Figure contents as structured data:
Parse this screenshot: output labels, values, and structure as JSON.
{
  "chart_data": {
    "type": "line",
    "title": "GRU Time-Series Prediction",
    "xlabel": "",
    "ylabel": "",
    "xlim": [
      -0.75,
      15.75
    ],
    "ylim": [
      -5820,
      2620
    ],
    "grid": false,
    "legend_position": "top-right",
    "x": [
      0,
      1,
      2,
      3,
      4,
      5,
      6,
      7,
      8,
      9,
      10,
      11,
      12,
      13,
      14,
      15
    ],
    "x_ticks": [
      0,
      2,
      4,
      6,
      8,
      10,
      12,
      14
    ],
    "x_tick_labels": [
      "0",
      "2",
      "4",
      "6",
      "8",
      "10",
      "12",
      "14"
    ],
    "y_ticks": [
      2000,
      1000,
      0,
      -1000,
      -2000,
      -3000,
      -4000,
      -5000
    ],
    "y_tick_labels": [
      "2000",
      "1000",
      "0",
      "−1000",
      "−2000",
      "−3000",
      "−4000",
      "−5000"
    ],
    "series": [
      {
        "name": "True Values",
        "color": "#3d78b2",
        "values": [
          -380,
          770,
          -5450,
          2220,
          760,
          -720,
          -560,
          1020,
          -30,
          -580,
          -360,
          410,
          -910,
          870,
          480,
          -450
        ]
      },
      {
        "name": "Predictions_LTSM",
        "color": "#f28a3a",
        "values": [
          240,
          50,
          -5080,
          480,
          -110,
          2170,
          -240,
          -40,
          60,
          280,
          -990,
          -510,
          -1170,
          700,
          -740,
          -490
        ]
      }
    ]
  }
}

| What is being asked |
From the material above, copy each line that includes the word "name".

| Exercise solution |
        "name": "True Values",
        "name": "Predictions_LTSM",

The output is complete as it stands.